Source data
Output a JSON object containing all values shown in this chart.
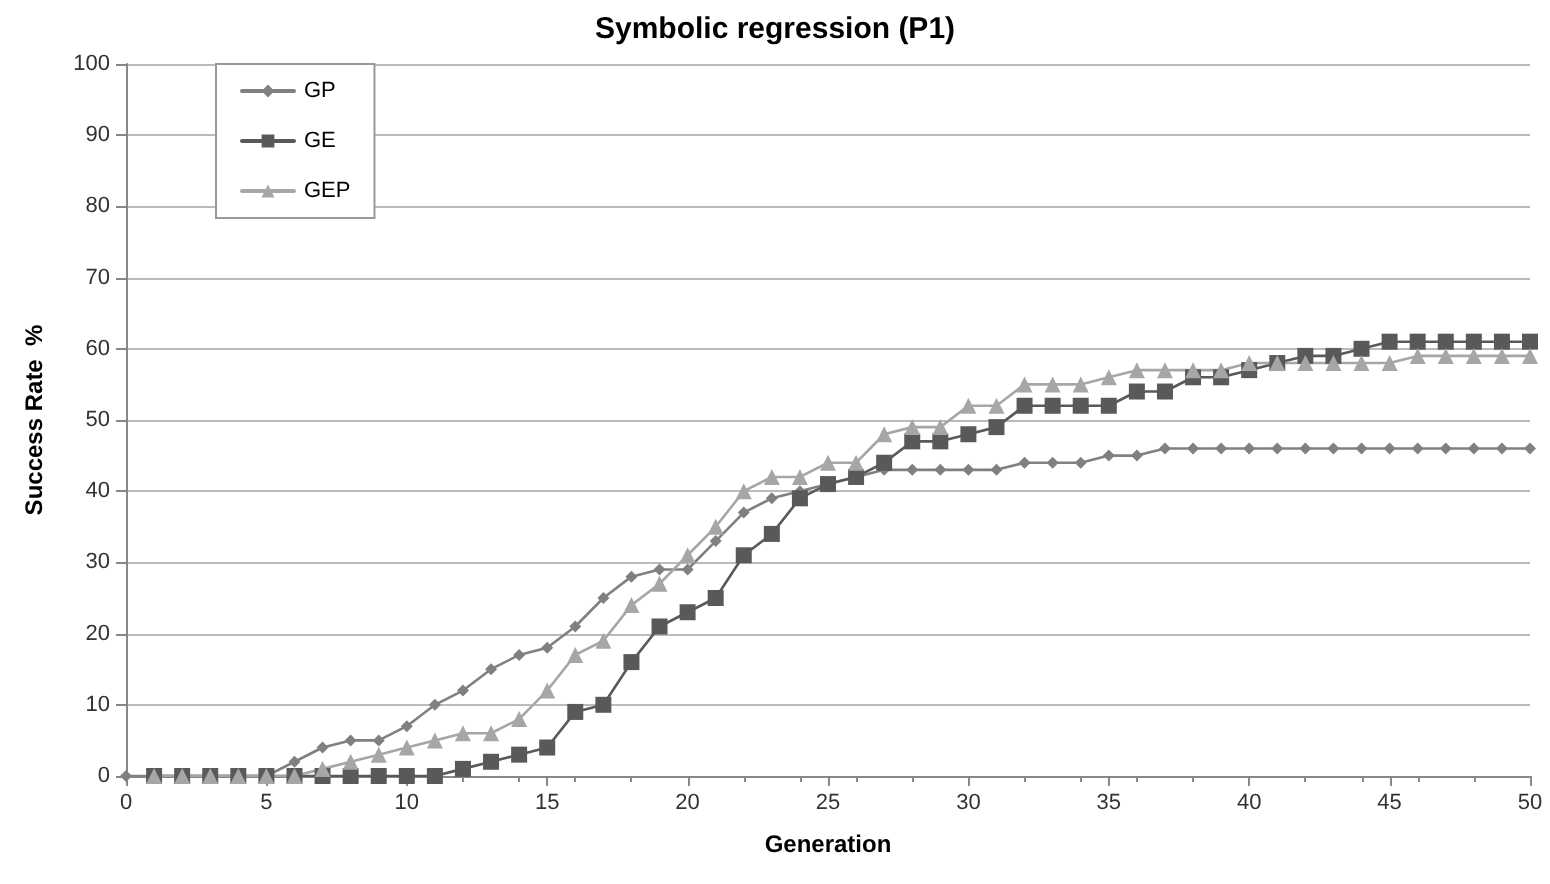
{
  "chart_data": {
    "type": "line",
    "title": "Symbolic regression (P1)",
    "xlabel": "Generation",
    "ylabel": "Success Rate  %",
    "x": [
      0,
      1,
      2,
      3,
      4,
      5,
      6,
      7,
      8,
      9,
      10,
      11,
      12,
      13,
      14,
      15,
      16,
      17,
      18,
      19,
      20,
      21,
      22,
      23,
      24,
      25,
      26,
      27,
      28,
      29,
      30,
      31,
      32,
      33,
      34,
      35,
      36,
      37,
      38,
      39,
      40,
      41,
      42,
      43,
      44,
      45,
      46,
      47,
      48,
      49,
      50
    ],
    "series": [
      {
        "name": "GP",
        "color": "#808080",
        "marker": "diamond",
        "values": [
          0,
          0,
          0,
          0,
          0,
          0,
          2,
          4,
          5,
          5,
          7,
          10,
          12,
          15,
          17,
          18,
          21,
          25,
          28,
          29,
          29,
          33,
          37,
          39,
          40,
          41,
          42,
          43,
          43,
          43,
          43,
          43,
          44,
          44,
          44,
          45,
          45,
          46,
          46,
          46,
          46,
          46,
          46,
          46,
          46,
          46,
          46,
          46,
          46,
          46,
          46
        ]
      },
      {
        "name": "GE",
        "color": "#595959",
        "marker": "square",
        "values": [
          null,
          0,
          0,
          0,
          0,
          0,
          0,
          0,
          0,
          0,
          0,
          0,
          1,
          2,
          3,
          4,
          9,
          10,
          16,
          21,
          23,
          25,
          31,
          34,
          39,
          41,
          42,
          44,
          47,
          47,
          48,
          49,
          52,
          52,
          52,
          52,
          54,
          54,
          56,
          56,
          57,
          58,
          59,
          59,
          60,
          61,
          61,
          61,
          61,
          61,
          61
        ]
      },
      {
        "name": "GEP",
        "color": "#a6a6a6",
        "marker": "triangle",
        "values": [
          null,
          0,
          0,
          0,
          0,
          0,
          0,
          1,
          2,
          3,
          4,
          5,
          6,
          6,
          8,
          12,
          17,
          19,
          24,
          27,
          31,
          35,
          40,
          42,
          42,
          44,
          44,
          48,
          49,
          49,
          52,
          52,
          55,
          55,
          55,
          56,
          57,
          57,
          57,
          57,
          58,
          58,
          58,
          58,
          58,
          58,
          59,
          59,
          59,
          59,
          59
        ]
      }
    ],
    "xlim": [
      0,
      50
    ],
    "xticks": [
      0,
      5,
      10,
      15,
      20,
      25,
      30,
      35,
      40,
      45,
      50
    ],
    "ylim": [
      0,
      100
    ],
    "yticks": [
      0,
      10,
      20,
      30,
      40,
      50,
      60,
      70,
      80,
      90,
      100
    ],
    "grid": "y",
    "legend": "top left",
    "line_style": "solid"
  }
}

Task brief
Extract all the data above exactly, excluding every picture.

Answer to the problem
Output a JSON object containing all values shown in this chart.
{
  "chart_data": {
    "type": "line",
    "title": "Symbolic regression (P1)",
    "xlabel": "Generation",
    "ylabel": "Success Rate  %",
    "x": [
      0,
      1,
      2,
      3,
      4,
      5,
      6,
      7,
      8,
      9,
      10,
      11,
      12,
      13,
      14,
      15,
      16,
      17,
      18,
      19,
      20,
      21,
      22,
      23,
      24,
      25,
      26,
      27,
      28,
      29,
      30,
      31,
      32,
      33,
      34,
      35,
      36,
      37,
      38,
      39,
      40,
      41,
      42,
      43,
      44,
      45,
      46,
      47,
      48,
      49,
      50
    ],
    "series": [
      {
        "name": "GP",
        "color": "#808080",
        "marker": "diamond",
        "values": [
          0,
          0,
          0,
          0,
          0,
          0,
          2,
          4,
          5,
          5,
          7,
          10,
          12,
          15,
          17,
          18,
          21,
          25,
          28,
          29,
          29,
          33,
          37,
          39,
          40,
          41,
          42,
          43,
          43,
          43,
          43,
          43,
          44,
          44,
          44,
          45,
          45,
          46,
          46,
          46,
          46,
          46,
          46,
          46,
          46,
          46,
          46,
          46,
          46,
          46,
          46
        ]
      },
      {
        "name": "GE",
        "color": "#595959",
        "marker": "square",
        "values": [
          null,
          0,
          0,
          0,
          0,
          0,
          0,
          0,
          0,
          0,
          0,
          0,
          1,
          2,
          3,
          4,
          9,
          10,
          16,
          21,
          23,
          25,
          31,
          34,
          39,
          41,
          42,
          44,
          47,
          47,
          48,
          49,
          52,
          52,
          52,
          52,
          54,
          54,
          56,
          56,
          57,
          58,
          59,
          59,
          60,
          61,
          61,
          61,
          61,
          61,
          61
        ]
      },
      {
        "name": "GEP",
        "color": "#a6a6a6",
        "marker": "triangle",
        "values": [
          null,
          0,
          0,
          0,
          0,
          0,
          0,
          1,
          2,
          3,
          4,
          5,
          6,
          6,
          8,
          12,
          17,
          19,
          24,
          27,
          31,
          35,
          40,
          42,
          42,
          44,
          44,
          48,
          49,
          49,
          52,
          52,
          55,
          55,
          55,
          56,
          57,
          57,
          57,
          57,
          58,
          58,
          58,
          58,
          58,
          58,
          59,
          59,
          59,
          59,
          59
        ]
      }
    ],
    "xlim": [
      0,
      50
    ],
    "xticks": [
      0,
      5,
      10,
      15,
      20,
      25,
      30,
      35,
      40,
      45,
      50
    ],
    "ylim": [
      0,
      100
    ],
    "yticks": [
      0,
      10,
      20,
      30,
      40,
      50,
      60,
      70,
      80,
      90,
      100
    ],
    "grid": "y",
    "legend": "top left",
    "line_style": "solid"
  }
}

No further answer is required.